* Exercise aim
The records below must be copied in full; omit the images.

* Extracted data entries

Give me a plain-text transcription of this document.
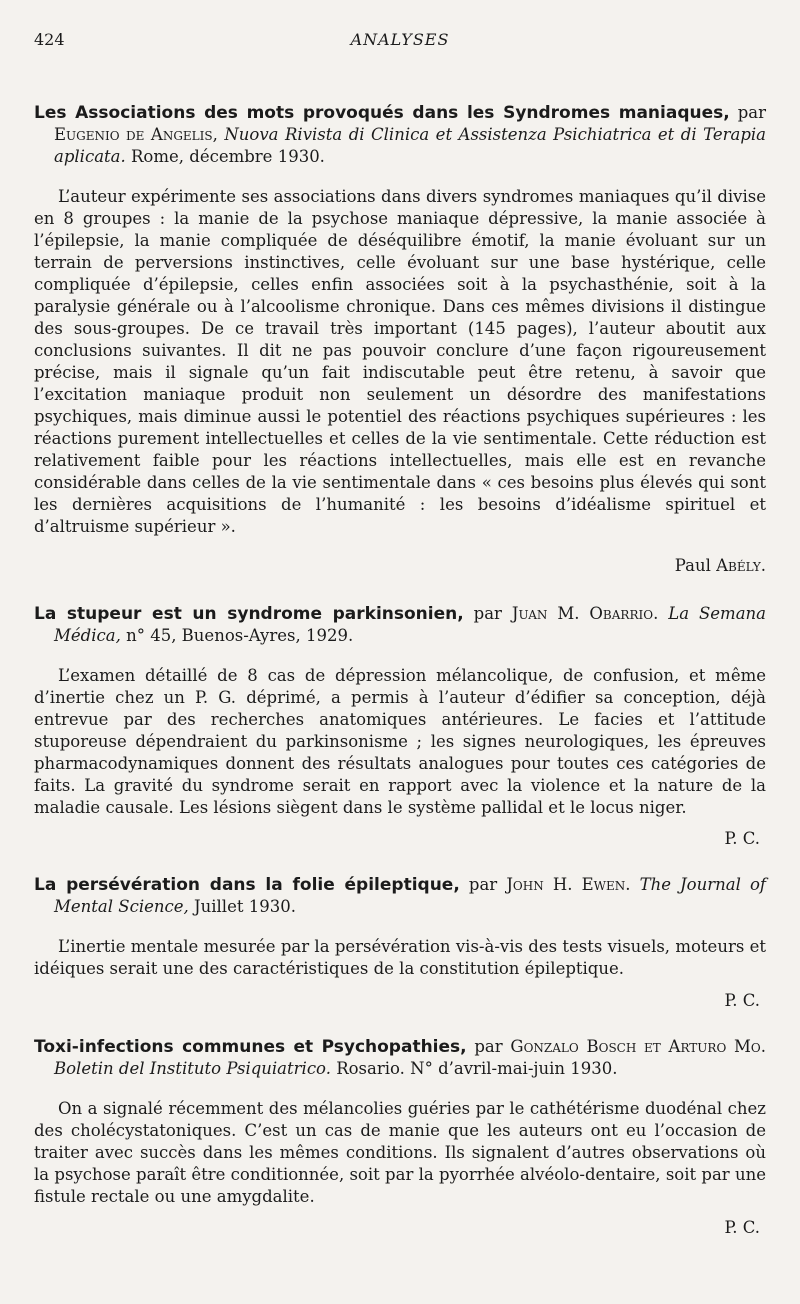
424	ANALYSES
Les Associations des mots provoqués dans les Syndromes maniaques, par Eugenio de Angelis, Nuova Rivista di Clinica et Assistenza Psichiatrica et di Terapia aplicata. Rome, décembre 1930.

L’auteur expérimente ses associations dans divers syndromes maniaques qu’il divise en 8 groupes : la manie de la psychose maniaque dépressive, la manie associée à l’épilepsie, la manie compliquée de déséquilibre émotif, la manie évoluant sur un terrain de perversions instinctives, celle évoluant sur une base hystérique, celle compliquée d’épilepsie, celles enfin associées soit à la psychasthénie, soit à la paralysie générale ou à l’alcoolisme chronique. Dans ces mêmes divisions il distingue des sous-groupes. De ce travail très important (145 pages), l’auteur aboutit aux conclusions suivantes. Il dit ne pas pouvoir conclure d’une façon rigoureusement précise, mais il signale qu’un fait indiscutable peut être retenu, à savoir que l’excitation maniaque produit non seulement un désordre des manifestations psychiques, mais diminue aussi le potentiel des réactions psychiques supérieures : les réactions purement intellectuelles et celles de la vie sentimentale. Cette réduction est relativement faible pour les réactions intellectuelles, mais elle est en revanche considérable dans celles de la vie sentimentale dans « ces besoins plus élevés qui sont les dernières acquisitions de l’humanité : les besoins d’idéalisme spirituel et d’altruisme supérieur ».

Paul Abély.
La stupeur est un syndrome parkinsonien, par Juan M. Obarrio. La Semana Médica, n° 45, Buenos-Ayres, 1929.

L’examen détaillé de 8 cas de dépression mélancolique, de confusion, et même d’inertie chez un P. G. déprimé, a permis à l’auteur d’édifier sa conception, déjà entrevue par des recherches anatomiques antérieures. Le facies et l’attitude stuporeuse dépendraient du parkinsonisme ; les signes neurologiques, les épreuves pharmacodynamiques donnent des résultats analogues pour toutes ces catégories de faits. La gravité du syndrome serait en rapport avec la violence et la nature de la maladie causale. Les lésions siègent dans le système pallidal et le locus niger.

P. C.
La persévération dans la folie épileptique, par John H. Ewen. The Journal of Mental Science, Juillet 1930.

L’inertie mentale mesurée par la persévération vis-à-vis des tests visuels, moteurs et idéiques serait une des caractéristiques de la constitution épileptique.

P. C.
Toxi-infections communes et Psychopathies, par Gonzalo Bosch et Arturo Mo. Boletin del Instituto Psiquiatrico. Rosario. N° d’avril-mai-juin 1930.

On a signalé récemment des mélancolies guéries par le cathétérisme duodénal chez des cholécystatoniques. C’est un cas de manie que les auteurs ont eu l’occasion de traiter avec succès dans les mêmes conditions. Ils signalent d’autres observations où la psychose paraît être conditionnée, soit par la pyorrhée alvéolo-dentaire, soit par une fistule rectale ou une amygdalite.

P. C.
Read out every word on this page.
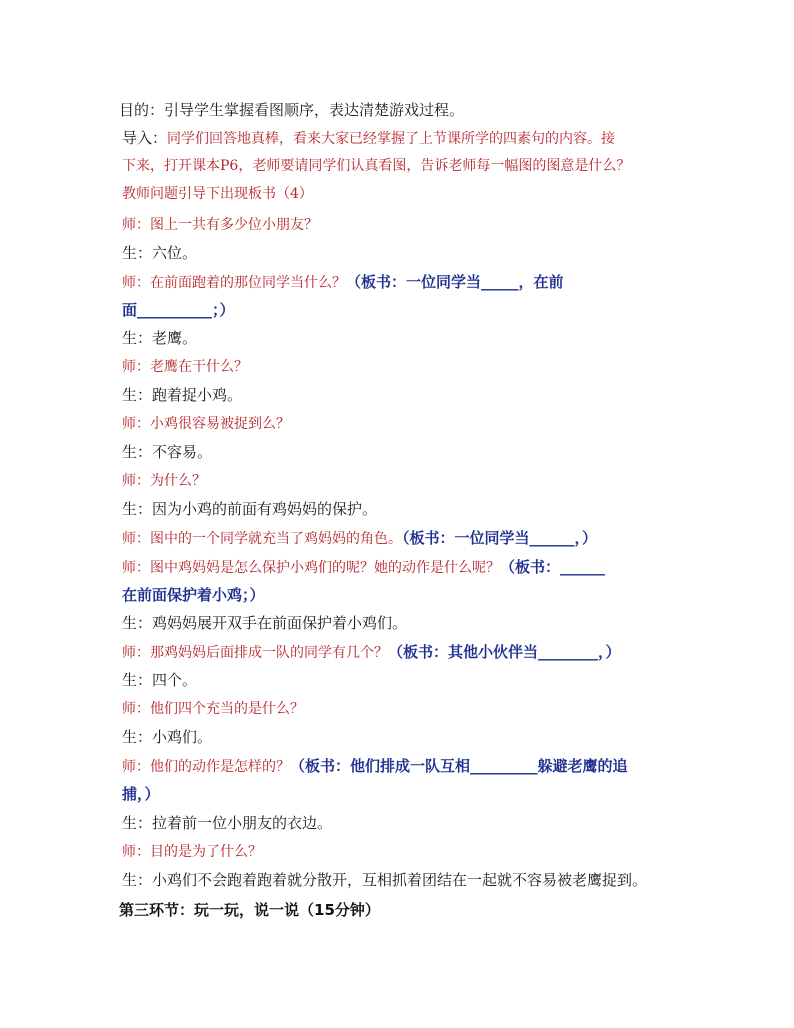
目的：引导学生掌握看图顺序，表达清楚游戏过程。
导入：同学们回答地真棒，看来大家已经掌握了上节课所学的四素句的内容。接
下来，打开课本P6，老师要请同学们认真看图，告诉老师每一幅图的图意是什么？
教师问题引导下出现板书（4）
师：图上一共有多少位小朋友？
生：六位。
师：在前面跑着的那位同学当什么？（板书：一位同学当_____，在前
面__________；）
生：老鹰。
师：老鹰在干什么？
生：跑着捉小鸡。
师：小鸡很容易被捉到么？
生：不容易。
师：为什么？
生：因为小鸡的前面有鸡妈妈的保护。
师：图中的一个同学就充当了鸡妈妈的角色。（板书：一位同学当______，）
师：图中鸡妈妈是怎么保护小鸡们的呢？她的动作是什么呢？（板书：______
在前面保护着小鸡；）
生：鸡妈妈展开双手在前面保护着小鸡们。
师：那鸡妈妈后面排成一队的同学有几个？（板书：其他小伙伴当________，）
生：四个。
师：他们四个充当的是什么？
生：小鸡们。
师：他们的动作是怎样的？（板书：他们排成一队互相_________躲避老鹰的追
捕，）
生：拉着前一位小朋友的衣边。
师：目的是为了什么？
生：小鸡们不会跑着跑着就分散开，互相抓着团结在一起就不容易被老鹰捉到。
第三环节：玩一玩，说一说（15分钟）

* Response to the task
Give me a plain-text transcription of this document.
424	ANALYSES
Les Associations des mots provoqués dans les Syndromes maniaques, par Eugenio de Angelis, Nuova Rivista di Clinica et Assistenza Psichiatrica et di Terapia aplicata. Rome, décembre 1930.

L’auteur expérimente ses associations dans divers syndromes maniaques qu’il divise en 8 groupes : la manie de la psychose maniaque dépressive, la manie associée à l’épilepsie, la manie compliquée de déséquilibre émotif, la manie évoluant sur un terrain de perversions instinctives, celle évoluant sur une base hystérique, celle compliquée d’épilepsie, celles enfin associées soit à la psychasthénie, soit à la paralysie générale ou à l’alcoolisme chronique. Dans ces mêmes divisions il distingue des sous-groupes. De ce travail très important (145 pages), l’auteur aboutit aux conclusions suivantes. Il dit ne pas pouvoir conclure d’une façon rigoureusement précise, mais il signale qu’un fait indiscutable peut être retenu, à savoir que l’excitation maniaque produit non seulement un désordre des manifestations psychiques, mais diminue aussi le potentiel des réactions psychiques supérieures : les réactions purement intellectuelles et celles de la vie sentimentale. Cette réduction est relativement faible pour les réactions intellectuelles, mais elle est en revanche considérable dans celles de la vie sentimentale dans « ces besoins plus élevés qui sont les dernières acquisitions de l’humanité : les besoins d’idéalisme spirituel et d’altruisme supérieur ».

Paul Abély.
La stupeur est un syndrome parkinsonien, par Juan M. Obarrio. La Semana Médica, n° 45, Buenos-Ayres, 1929.

L’examen détaillé de 8 cas de dépression mélancolique, de confusion, et même d’inertie chez un P. G. déprimé, a permis à l’auteur d’édifier sa conception, déjà entrevue par des recherches anatomiques antérieures. Le facies et l’attitude stuporeuse dépendraient du parkinsonisme ; les signes neurologiques, les épreuves pharmacodynamiques donnent des résultats analogues pour toutes ces catégories de faits. La gravité du syndrome serait en rapport avec la violence et la nature de la maladie causale. Les lésions siègent dans le système pallidal et le locus niger.

P. C.
La persévération dans la folie épileptique, par John H. Ewen. The Journal of Mental Science, Juillet 1930.

L’inertie mentale mesurée par la persévération vis-à-vis des tests visuels, moteurs et idéiques serait une des caractéristiques de la constitution épileptique.

P. C.
Toxi-infections communes et Psychopathies, par Gonzalo Bosch et Arturo Mo. Boletin del Instituto Psiquiatrico. Rosario. N° d’avril-mai-juin 1930.

On a signalé récemment des mélancolies guéries par le cathétérisme duodénal chez des cholécystatoniques. C’est un cas de manie que les auteurs ont eu l’occasion de traiter avec succès dans les mêmes conditions. Ils signalent d’autres observations où la psychose paraît être conditionnée, soit par la pyorrhée alvéolo-dentaire, soit par une fistule rectale ou une amygdalite.

P. C.
Read out every word on this page.
目的：引导学生掌握看图顺序，表达清楚游戏过程。
导入：同学们回答地真棒，看来大家已经掌握了上节课所学的四素句的内容。接
下来，打开课本P6，老师要请同学们认真看图，告诉老师每一幅图的图意是什么？
教师问题引导下出现板书（4）
师：图上一共有多少位小朋友？
生：六位。
师：在前面跑着的那位同学当什么？（板书：一位同学当_____，在前
面__________；）
生：老鹰。
师：老鹰在干什么？
生：跑着捉小鸡。
师：小鸡很容易被捉到么？
生：不容易。
师：为什么？
生：因为小鸡的前面有鸡妈妈的保护。
师：图中的一个同学就充当了鸡妈妈的角色。（板书：一位同学当______，）
师：图中鸡妈妈是怎么保护小鸡们的呢？她的动作是什么呢？（板书：______
在前面保护着小鸡；）
生：鸡妈妈展开双手在前面保护着小鸡们。
师：那鸡妈妈后面排成一队的同学有几个？（板书：其他小伙伴当________，）
生：四个。
师：他们四个充当的是什么？
生：小鸡们。
师：他们的动作是怎样的？（板书：他们排成一队互相_________躲避老鹰的追
捕，）
生：拉着前一位小朋友的衣边。
师：目的是为了什么？
生：小鸡们不会跑着跑着就分散开，互相抓着团结在一起就不容易被老鹰捉到。
第三环节：玩一玩，说一说（15分钟）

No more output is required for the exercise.